**Exercise requirements**
Will you print the material below without altering a single character?

Data entries:
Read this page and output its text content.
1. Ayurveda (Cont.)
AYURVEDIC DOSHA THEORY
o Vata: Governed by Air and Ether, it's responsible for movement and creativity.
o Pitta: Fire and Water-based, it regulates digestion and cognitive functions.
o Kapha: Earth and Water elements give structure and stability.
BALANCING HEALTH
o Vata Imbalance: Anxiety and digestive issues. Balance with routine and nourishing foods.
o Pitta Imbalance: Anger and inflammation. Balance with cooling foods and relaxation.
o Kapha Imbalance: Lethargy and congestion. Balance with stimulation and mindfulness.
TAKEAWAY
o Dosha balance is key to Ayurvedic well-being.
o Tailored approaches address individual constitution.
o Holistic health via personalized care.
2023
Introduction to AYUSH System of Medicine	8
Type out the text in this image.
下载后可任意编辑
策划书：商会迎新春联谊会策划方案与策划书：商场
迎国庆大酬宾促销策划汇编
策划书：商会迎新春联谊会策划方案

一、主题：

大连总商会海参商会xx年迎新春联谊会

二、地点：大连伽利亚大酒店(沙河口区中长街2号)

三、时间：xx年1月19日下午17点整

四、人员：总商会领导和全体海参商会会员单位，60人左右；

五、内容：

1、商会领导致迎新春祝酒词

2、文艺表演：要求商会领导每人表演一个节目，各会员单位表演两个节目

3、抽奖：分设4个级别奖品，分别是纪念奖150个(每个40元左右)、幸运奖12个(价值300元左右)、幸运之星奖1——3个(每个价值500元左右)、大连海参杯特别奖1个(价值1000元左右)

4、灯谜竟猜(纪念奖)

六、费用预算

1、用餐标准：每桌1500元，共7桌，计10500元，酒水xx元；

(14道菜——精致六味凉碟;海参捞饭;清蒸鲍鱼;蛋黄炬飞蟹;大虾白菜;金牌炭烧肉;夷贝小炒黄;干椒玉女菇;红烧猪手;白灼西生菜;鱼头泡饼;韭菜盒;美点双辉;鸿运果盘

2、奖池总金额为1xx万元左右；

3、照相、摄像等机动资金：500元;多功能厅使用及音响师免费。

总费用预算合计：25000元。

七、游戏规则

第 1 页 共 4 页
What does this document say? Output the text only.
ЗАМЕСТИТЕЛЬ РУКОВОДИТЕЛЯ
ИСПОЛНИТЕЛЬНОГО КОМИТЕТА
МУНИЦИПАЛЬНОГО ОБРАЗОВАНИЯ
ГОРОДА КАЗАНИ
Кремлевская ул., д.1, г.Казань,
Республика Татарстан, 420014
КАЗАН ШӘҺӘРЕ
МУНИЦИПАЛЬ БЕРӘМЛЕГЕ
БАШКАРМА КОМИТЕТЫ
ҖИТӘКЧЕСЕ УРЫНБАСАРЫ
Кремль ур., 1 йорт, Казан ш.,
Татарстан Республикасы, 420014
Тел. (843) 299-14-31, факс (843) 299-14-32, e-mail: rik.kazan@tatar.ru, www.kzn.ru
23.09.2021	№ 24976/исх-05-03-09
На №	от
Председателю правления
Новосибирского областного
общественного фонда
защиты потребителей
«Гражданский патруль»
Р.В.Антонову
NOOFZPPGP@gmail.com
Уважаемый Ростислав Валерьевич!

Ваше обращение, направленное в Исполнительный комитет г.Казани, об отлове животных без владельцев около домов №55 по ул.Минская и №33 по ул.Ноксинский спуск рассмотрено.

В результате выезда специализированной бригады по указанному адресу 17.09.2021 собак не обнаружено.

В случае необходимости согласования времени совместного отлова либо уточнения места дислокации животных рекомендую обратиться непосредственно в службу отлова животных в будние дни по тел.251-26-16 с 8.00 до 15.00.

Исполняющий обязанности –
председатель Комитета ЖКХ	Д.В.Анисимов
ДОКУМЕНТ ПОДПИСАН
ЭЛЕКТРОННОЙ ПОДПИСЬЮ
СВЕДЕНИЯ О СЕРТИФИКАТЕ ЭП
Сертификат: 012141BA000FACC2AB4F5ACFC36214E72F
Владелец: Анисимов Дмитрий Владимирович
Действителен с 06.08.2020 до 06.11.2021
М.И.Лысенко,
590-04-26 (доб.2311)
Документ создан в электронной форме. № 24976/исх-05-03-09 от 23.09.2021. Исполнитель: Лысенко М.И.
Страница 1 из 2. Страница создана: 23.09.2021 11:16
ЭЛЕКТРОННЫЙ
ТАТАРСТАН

**The answer**
Read this page and output its text content.
1. Ayurveda (Cont.)
AYURVEDIC DOSHA THEORY
o Vata: Governed by Air and Ether, it's responsible for movement and creativity.
o Pitta: Fire and Water-based, it regulates digestion and cognitive functions.
o Kapha: Earth and Water elements give structure and stability.
BALANCING HEALTH
o Vata Imbalance: Anxiety and digestive issues. Balance with routine and nourishing foods.
o Pitta Imbalance: Anger and inflammation. Balance with cooling foods and relaxation.
o Kapha Imbalance: Lethargy and congestion. Balance with stimulation and mindfulness.
TAKEAWAY
o Dosha balance is key to Ayurvedic well-being.
o Tailored approaches address individual constitution.
o Holistic health via personalized care.
2023
Introduction to AYUSH System of Medicine	8
Type out the text in this image.
下载后可任意编辑
策划书：商会迎新春联谊会策划方案与策划书：商场
迎国庆大酬宾促销策划汇编
策划书：商会迎新春联谊会策划方案

一、主题：

大连总商会海参商会xx年迎新春联谊会

二、地点：大连伽利亚大酒店(沙河口区中长街2号)

三、时间：xx年1月19日下午17点整

四、人员：总商会领导和全体海参商会会员单位，60人左右；

五、内容：

1、商会领导致迎新春祝酒词

2、文艺表演：要求商会领导每人表演一个节目，各会员单位表演两个节目

3、抽奖：分设4个级别奖品，分别是纪念奖150个(每个40元左右)、幸运奖12个(价值300元左右)、幸运之星奖1——3个(每个价值500元左右)、大连海参杯特别奖1个(价值1000元左右)

4、灯谜竟猜(纪念奖)

六、费用预算

1、用餐标准：每桌1500元，共7桌，计10500元，酒水xx元；

(14道菜——精致六味凉碟;海参捞饭;清蒸鲍鱼;蛋黄炬飞蟹;大虾白菜;金牌炭烧肉;夷贝小炒黄;干椒玉女菇;红烧猪手;白灼西生菜;鱼头泡饼;韭菜盒;美点双辉;鸿运果盘

2、奖池总金额为1xx万元左右；

3、照相、摄像等机动资金：500元;多功能厅使用及音响师免费。

总费用预算合计：25000元。

七、游戏规则

第 1 页 共 4 页
What does this document say? Output the text only.
ЗАМЕСТИТЕЛЬ РУКОВОДИТЕЛЯ
ИСПОЛНИТЕЛЬНОГО КОМИТЕТА
МУНИЦИПАЛЬНОГО ОБРАЗОВАНИЯ
ГОРОДА КАЗАНИ
Кремлевская ул., д.1, г.Казань,
Республика Татарстан, 420014
КАЗАН ШӘҺӘРЕ
МУНИЦИПАЛЬ БЕРӘМЛЕГЕ
БАШКАРМА КОМИТЕТЫ
ҖИТӘКЧЕСЕ УРЫНБАСАРЫ
Кремль ур., 1 йорт, Казан ш.,
Татарстан Республикасы, 420014
Тел. (843) 299-14-31, факс (843) 299-14-32, e-mail: rik.kazan@tatar.ru, www.kzn.ru
23.09.2021	№ 24976/исх-05-03-09
На №	от
Председателю правления
Новосибирского областного
общественного фонда
защиты потребителей
«Гражданский патруль»
Р.В.Антонову
NOOFZPPGP@gmail.com
Уважаемый Ростислав Валерьевич!

Ваше обращение, направленное в Исполнительный комитет г.Казани, об отлове животных без владельцев около домов №55 по ул.Минская и №33 по ул.Ноксинский спуск рассмотрено.

В результате выезда специализированной бригады по указанному адресу 17.09.2021 собак не обнаружено.

В случае необходимости согласования времени совместного отлова либо уточнения места дислокации животных рекомендую обратиться непосредственно в службу отлова животных в будние дни по тел.251-26-16 с 8.00 до 15.00.

Исполняющий обязанности –
председатель Комитета ЖКХ	Д.В.Анисимов
ДОКУМЕНТ ПОДПИСАН
ЭЛЕКТРОННОЙ ПОДПИСЬЮ
СВЕДЕНИЯ О СЕРТИФИКАТЕ ЭП
Сертификат: 012141BA000FACC2AB4F5ACFC36214E72F
Владелец: Анисимов Дмитрий Владимирович
Действителен с 06.08.2020 до 06.11.2021
М.И.Лысенко,
590-04-26 (доб.2311)
Документ создан в электронной форме. № 24976/исх-05-03-09 от 23.09.2021. Исполнитель: Лысенко М.И.
Страница 1 из 2. Страница создана: 23.09.2021 11:16
ЭЛЕКТРОННЫЙ
ТАТАРСТАН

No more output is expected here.